Structured figure records —
+ + + + + + +

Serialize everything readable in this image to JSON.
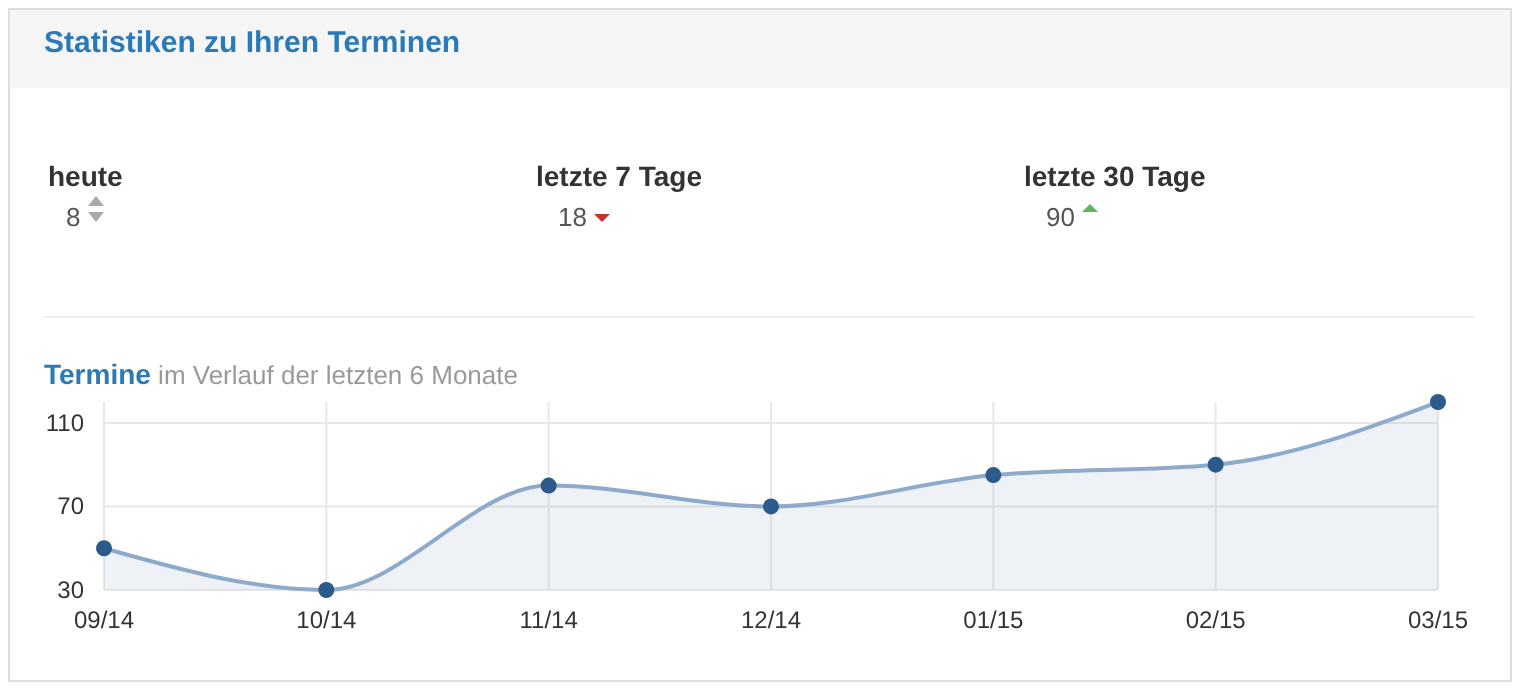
{
  "chart_data": {
    "type": "area",
    "title": "Termine",
    "subtitle": "im Verlauf der letzten 6 Monate",
    "annotations": [
      "Statistiken zu Ihren Terminen",
      "heute",
      "8",
      "letzte 7 Tage",
      "18",
      "letzte 30 Tage",
      "90"
    ],
    "categories": [
      "09/14",
      "10/14",
      "11/14",
      "12/14",
      "01/15",
      "02/15",
      "03/15"
    ],
    "series": [
      {
        "color": "#8eaacb",
        "values": [
          50,
          30,
          80,
          70,
          85,
          90,
          120
        ]
      }
    ],
    "ylim": [
      30,
      120
    ],
    "yticks": [
      30,
      70,
      110
    ],
    "grid": true,
    "marker": "circle"
  }
}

+ + + + + + +

What is being asked — Copy the entries above faithfully and omit every image.

Exercise output —
Serialize everything readable in this image to JSON.
{
  "chart_data": {
    "type": "area",
    "title": "Termine",
    "subtitle": "im Verlauf der letzten 6 Monate",
    "annotations": [
      "Statistiken zu Ihren Terminen",
      "heute",
      "8",
      "letzte 7 Tage",
      "18",
      "letzte 30 Tage",
      "90"
    ],
    "categories": [
      "09/14",
      "10/14",
      "11/14",
      "12/14",
      "01/15",
      "02/15",
      "03/15"
    ],
    "series": [
      {
        "color": "#8eaacb",
        "values": [
          50,
          30,
          80,
          70,
          85,
          90,
          120
        ]
      }
    ],
    "ylim": [
      30,
      120
    ],
    "yticks": [
      30,
      70,
      110
    ],
    "grid": true,
    "marker": "circle"
  }
}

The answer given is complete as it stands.